Under the Fair Work Act 2009 the safety net for Australian employees is made up of three parts:
1. The National Employment Standards (NES);
2. Annual adjustments to the National Minimum Wage; and
3. The system of Modern Awards.
Under the safety net system, employees are protected by legislated minimum standards for pay and
conditions that cannot be ‘stripped away’ by employers. Previously under WorkChoices the Australian
Fair Pay and Conditions Standard (AFPCS) contained only five minimum conditions, and the 20
allowable matters previously dealt with in awards were reduced to 16. Rules on long service leave, notice
of termination, jury service and superannuation were removed.
The ten National Employment Standards took effect from January 1st 2010 and are listed in Table 17.2.
They are more comprehensive than the five minimum conditions contained in the former AFPCS and
provide a minimum safety net for employees on awards as well as employees on common law contracts.

■ Task: Can you continue the passage on the Fair Work Act safety net for Australian employees, starting right after its last sentence?

■ Listed records:
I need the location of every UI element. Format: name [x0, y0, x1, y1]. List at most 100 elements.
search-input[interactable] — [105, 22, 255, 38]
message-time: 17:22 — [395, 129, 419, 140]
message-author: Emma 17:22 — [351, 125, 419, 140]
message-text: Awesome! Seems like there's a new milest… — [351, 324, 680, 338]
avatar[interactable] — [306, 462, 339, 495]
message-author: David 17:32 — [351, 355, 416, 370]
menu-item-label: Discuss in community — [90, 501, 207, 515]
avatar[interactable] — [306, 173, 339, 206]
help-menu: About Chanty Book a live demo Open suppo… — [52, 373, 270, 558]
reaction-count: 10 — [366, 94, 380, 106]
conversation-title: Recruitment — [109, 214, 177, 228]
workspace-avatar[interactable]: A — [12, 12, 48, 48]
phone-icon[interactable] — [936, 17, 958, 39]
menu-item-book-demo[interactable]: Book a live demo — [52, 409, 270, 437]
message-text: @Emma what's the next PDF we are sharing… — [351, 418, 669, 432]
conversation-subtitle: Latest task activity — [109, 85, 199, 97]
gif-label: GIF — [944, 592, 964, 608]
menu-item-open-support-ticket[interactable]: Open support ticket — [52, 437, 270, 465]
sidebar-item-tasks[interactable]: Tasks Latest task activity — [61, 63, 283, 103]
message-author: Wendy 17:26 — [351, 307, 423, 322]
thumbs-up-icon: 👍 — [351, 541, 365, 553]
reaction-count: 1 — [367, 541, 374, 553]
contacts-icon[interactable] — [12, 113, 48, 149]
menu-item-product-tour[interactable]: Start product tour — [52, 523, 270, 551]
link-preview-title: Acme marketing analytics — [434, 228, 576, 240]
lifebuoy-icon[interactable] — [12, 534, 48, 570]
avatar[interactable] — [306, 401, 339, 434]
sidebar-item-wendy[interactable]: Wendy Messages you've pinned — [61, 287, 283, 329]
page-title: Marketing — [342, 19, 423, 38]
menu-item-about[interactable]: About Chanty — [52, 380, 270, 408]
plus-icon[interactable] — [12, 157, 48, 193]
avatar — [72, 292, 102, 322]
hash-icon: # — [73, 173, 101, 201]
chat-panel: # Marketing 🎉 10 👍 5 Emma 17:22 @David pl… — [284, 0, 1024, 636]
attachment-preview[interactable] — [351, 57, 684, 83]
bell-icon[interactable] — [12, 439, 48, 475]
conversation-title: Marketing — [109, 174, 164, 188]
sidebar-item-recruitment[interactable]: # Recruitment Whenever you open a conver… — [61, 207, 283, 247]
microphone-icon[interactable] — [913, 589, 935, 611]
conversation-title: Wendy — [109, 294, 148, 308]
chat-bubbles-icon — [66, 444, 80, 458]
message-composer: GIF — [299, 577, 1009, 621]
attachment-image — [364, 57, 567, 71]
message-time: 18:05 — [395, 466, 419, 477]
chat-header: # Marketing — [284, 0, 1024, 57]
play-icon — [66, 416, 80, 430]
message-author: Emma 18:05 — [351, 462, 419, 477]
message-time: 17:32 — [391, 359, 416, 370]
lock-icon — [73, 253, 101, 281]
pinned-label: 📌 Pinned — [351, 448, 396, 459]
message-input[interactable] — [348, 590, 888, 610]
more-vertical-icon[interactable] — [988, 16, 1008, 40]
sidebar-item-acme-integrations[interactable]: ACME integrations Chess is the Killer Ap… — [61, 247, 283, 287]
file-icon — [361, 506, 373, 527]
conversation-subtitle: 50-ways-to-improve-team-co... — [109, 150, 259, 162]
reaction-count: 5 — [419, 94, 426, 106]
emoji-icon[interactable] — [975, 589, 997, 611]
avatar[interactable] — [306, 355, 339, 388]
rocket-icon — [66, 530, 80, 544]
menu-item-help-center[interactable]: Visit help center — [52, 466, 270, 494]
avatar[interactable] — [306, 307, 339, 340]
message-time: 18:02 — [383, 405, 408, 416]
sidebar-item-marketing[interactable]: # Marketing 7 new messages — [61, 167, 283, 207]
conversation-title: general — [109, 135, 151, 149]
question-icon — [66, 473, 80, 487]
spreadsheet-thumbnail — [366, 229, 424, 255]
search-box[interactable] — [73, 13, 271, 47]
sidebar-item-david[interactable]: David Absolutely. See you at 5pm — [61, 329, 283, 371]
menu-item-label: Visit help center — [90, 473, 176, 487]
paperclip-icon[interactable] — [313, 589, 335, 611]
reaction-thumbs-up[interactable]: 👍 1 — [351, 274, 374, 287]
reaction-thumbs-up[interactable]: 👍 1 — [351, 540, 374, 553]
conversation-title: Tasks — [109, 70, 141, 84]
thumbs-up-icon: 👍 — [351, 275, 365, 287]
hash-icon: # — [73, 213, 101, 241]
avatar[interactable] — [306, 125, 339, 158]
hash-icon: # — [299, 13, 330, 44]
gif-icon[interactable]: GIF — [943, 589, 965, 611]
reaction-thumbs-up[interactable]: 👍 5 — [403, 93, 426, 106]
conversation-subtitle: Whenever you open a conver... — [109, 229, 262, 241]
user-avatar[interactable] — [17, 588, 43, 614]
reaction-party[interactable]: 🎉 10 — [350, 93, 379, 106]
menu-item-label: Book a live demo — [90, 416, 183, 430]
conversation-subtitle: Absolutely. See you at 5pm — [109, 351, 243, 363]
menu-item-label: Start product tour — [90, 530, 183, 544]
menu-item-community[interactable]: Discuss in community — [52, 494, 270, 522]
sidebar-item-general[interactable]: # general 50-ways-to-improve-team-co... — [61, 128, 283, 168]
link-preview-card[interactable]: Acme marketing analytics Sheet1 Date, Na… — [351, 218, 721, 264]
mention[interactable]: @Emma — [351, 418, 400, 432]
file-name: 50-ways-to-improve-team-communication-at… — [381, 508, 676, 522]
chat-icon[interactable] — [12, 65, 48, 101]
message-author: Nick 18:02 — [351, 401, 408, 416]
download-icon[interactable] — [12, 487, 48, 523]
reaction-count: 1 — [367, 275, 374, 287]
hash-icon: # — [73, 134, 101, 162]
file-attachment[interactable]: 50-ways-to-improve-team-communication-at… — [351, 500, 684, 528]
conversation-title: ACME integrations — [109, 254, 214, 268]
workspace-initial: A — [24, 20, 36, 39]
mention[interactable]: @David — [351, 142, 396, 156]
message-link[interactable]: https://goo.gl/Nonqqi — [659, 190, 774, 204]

■ Solved problem:
Table 17.2: The Ten National Employment Standards of the Safety Net
1. Maximum weekly hours of work: 38 hours for full time employees plus ‘reasonable’
additional hours.

2. Request for flexible working arrangements: requests by parents with pre-school aged children but
the employer can refuse the request on ‘reasonable business grounds’.

3. Parental leave and related entitlements: parents are entitled to 12 months unpaid parental leave.

4. Annual leave: 4 weeks annual leave is guaranteed to full time employees.

5. Personal/carer’s and compassionate leave: up to 10 days paid personal leave and two days
unpaid carer’s or compassionate leave for full time employees.

6. Community service leave: unpaid leave including jury duty, community and emergency services.

7. Long service leave: as provided for in the relevant award covering an employee.

8. Public holidays: provides for paid public holidays, with an employer able to make a ‘reasonable
request’ for an employee to work on a public holiday, and the employee may refuse on
‘reasonable grounds’.

9. Notice of termination and redundancy pay: employees must be given written notice of
termination, and redundancy pay depends on the years of service of an employee.

10. Fair work information statement: this must be given to all new employees.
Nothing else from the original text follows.